>> start Entries provided

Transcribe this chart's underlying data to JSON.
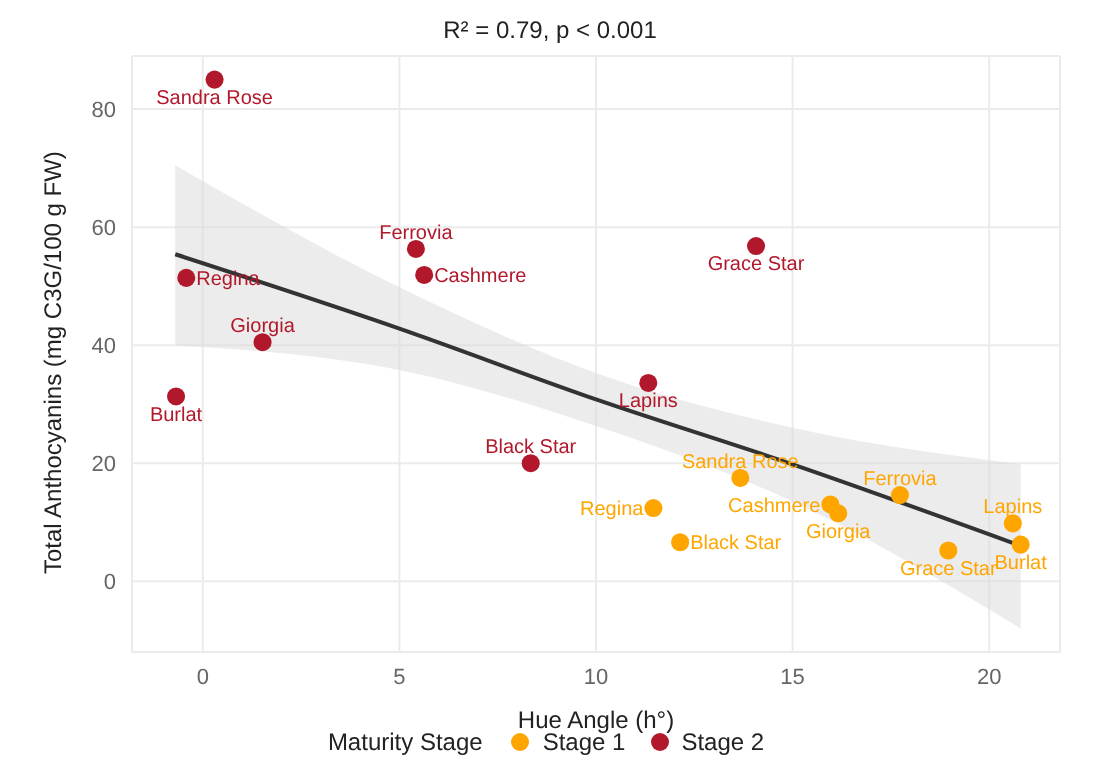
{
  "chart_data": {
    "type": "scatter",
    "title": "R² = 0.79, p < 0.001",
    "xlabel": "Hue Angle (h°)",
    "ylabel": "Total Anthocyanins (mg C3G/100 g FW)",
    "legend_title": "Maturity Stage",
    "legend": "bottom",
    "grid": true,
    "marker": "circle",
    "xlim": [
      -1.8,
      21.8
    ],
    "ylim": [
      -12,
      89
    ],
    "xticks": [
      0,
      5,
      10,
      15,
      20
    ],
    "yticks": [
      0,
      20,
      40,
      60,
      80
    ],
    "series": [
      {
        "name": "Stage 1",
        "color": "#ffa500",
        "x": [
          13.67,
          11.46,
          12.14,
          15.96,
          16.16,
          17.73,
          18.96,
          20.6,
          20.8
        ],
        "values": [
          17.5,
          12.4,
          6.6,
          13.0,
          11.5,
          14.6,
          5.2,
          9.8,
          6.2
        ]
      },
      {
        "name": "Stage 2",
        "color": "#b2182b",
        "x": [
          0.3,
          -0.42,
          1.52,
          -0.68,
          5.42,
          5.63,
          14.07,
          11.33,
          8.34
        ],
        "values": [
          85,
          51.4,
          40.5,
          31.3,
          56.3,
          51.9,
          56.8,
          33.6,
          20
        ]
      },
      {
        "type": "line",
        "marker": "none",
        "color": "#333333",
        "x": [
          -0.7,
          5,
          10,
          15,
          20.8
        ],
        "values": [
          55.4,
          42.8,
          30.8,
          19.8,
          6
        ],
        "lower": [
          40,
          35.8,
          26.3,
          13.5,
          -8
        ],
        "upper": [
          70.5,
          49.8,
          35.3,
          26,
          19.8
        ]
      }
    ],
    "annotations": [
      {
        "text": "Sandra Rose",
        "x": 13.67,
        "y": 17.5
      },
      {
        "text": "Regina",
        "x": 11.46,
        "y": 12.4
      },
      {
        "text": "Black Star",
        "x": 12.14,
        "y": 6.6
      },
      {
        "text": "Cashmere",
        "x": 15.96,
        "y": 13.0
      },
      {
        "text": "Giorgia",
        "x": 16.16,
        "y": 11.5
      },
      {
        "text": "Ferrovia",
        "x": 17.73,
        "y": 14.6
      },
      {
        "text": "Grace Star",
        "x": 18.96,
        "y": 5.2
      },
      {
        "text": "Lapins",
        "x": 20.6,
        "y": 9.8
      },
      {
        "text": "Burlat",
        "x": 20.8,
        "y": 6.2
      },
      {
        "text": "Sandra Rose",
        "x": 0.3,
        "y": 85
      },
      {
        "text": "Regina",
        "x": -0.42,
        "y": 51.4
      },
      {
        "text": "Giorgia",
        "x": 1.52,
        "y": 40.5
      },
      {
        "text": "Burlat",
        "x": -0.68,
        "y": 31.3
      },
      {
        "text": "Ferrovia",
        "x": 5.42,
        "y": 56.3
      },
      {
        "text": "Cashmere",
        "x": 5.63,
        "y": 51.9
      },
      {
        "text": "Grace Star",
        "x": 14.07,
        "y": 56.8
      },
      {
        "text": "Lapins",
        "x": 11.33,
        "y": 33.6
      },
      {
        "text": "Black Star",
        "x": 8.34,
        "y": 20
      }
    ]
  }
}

>> end Entries provided
>> start Entries provided

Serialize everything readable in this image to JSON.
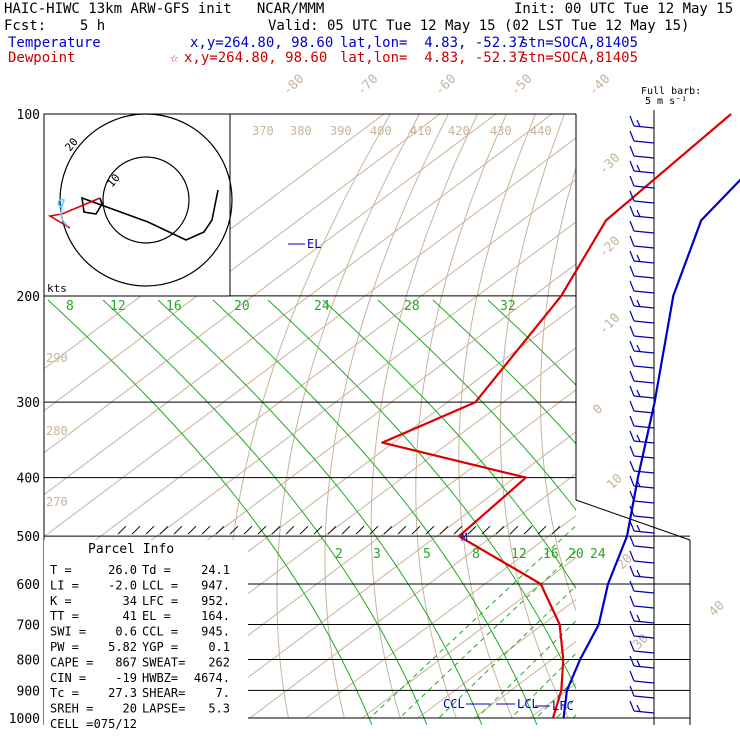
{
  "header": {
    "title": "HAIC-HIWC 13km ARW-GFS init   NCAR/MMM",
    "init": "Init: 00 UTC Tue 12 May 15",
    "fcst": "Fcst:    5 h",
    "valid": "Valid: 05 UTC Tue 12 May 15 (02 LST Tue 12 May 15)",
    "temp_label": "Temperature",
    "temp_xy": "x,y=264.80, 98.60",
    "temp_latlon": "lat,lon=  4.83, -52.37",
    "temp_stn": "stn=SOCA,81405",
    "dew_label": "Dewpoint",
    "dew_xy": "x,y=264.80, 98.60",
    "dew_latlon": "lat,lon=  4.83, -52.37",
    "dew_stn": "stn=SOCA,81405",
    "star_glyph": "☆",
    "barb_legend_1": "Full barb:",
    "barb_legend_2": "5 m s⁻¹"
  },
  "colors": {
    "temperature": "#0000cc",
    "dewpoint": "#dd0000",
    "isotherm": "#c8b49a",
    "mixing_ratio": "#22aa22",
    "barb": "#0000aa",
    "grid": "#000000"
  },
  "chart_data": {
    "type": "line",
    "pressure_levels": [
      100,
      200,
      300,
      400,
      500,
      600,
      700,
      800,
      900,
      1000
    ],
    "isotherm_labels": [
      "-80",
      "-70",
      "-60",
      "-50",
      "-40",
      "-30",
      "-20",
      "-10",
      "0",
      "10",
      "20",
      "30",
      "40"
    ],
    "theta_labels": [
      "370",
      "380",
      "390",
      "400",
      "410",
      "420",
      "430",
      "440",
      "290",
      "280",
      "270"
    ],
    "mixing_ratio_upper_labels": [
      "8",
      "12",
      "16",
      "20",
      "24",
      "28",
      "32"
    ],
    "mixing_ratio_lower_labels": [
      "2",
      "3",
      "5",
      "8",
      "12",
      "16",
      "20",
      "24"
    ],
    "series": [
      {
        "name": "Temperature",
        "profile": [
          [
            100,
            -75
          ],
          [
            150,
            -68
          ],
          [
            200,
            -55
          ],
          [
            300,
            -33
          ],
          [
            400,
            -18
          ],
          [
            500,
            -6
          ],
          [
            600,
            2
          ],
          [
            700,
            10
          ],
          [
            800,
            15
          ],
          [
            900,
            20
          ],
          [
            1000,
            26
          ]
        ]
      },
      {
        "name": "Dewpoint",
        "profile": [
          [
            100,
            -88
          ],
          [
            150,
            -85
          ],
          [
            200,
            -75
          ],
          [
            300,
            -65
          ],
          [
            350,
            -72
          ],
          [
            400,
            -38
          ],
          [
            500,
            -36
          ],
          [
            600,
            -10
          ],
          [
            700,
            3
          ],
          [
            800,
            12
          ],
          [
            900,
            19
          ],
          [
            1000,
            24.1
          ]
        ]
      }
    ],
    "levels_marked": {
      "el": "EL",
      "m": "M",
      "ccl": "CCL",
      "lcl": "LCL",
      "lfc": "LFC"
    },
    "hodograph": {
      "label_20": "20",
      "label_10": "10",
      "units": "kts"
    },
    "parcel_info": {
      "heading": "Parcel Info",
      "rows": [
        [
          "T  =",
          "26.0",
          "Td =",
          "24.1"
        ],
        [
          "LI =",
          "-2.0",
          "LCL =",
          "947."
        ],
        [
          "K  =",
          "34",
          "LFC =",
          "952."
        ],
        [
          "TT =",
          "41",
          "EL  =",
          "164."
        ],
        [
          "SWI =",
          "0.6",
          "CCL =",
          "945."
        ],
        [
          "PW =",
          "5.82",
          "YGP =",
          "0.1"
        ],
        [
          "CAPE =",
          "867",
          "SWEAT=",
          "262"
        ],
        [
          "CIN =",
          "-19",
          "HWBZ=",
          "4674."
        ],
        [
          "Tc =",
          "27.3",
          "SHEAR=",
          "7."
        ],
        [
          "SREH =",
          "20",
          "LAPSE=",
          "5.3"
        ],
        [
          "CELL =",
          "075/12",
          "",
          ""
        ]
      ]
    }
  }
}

>> end Entries provided
>> start Entries provided

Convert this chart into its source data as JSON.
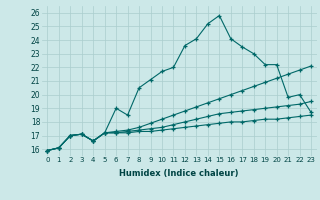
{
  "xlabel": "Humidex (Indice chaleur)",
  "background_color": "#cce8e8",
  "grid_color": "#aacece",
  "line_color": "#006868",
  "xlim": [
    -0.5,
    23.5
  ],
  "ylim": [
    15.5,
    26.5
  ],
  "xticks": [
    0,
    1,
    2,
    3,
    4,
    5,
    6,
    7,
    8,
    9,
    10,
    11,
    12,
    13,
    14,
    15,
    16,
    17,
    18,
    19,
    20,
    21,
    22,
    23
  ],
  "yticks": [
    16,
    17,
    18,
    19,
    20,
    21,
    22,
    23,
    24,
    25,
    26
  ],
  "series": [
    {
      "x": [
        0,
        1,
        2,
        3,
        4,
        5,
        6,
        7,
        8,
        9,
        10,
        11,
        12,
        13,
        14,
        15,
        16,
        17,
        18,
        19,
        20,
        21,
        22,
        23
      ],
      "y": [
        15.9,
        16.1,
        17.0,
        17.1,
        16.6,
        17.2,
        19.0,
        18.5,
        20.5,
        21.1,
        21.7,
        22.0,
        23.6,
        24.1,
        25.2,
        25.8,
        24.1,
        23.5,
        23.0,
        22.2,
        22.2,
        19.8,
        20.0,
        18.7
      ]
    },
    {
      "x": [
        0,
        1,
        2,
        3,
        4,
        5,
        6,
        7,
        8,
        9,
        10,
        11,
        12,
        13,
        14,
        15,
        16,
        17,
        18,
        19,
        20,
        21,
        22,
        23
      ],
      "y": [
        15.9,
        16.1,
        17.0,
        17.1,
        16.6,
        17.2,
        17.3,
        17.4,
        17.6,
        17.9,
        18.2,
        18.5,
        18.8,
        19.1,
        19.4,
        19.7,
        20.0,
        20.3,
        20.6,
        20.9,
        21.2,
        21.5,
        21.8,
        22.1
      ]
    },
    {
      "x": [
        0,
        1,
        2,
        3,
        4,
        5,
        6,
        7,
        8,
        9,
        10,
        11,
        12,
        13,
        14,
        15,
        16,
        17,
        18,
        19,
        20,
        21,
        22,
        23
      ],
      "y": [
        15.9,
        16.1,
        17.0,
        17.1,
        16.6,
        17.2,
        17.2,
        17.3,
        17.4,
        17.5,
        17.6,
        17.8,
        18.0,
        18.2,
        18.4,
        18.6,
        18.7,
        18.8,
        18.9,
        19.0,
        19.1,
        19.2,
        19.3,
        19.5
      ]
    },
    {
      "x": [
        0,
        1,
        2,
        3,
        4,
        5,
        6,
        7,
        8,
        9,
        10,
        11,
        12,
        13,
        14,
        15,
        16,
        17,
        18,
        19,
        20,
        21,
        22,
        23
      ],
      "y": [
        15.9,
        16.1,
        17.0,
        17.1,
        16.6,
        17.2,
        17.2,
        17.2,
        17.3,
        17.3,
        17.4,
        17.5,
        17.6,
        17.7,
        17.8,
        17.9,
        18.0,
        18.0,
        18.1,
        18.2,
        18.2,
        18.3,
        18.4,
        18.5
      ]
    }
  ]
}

>> end Entries provided

▶ _Exercise brief_
Copy out every line from the data above that has "init" in it.

▶ _The result_
    "title": "HAIC-HIWC 13km ARW-GFS init   NCAR/MMM",
    "init": "Init: 00 UTC Tue 12 May 15",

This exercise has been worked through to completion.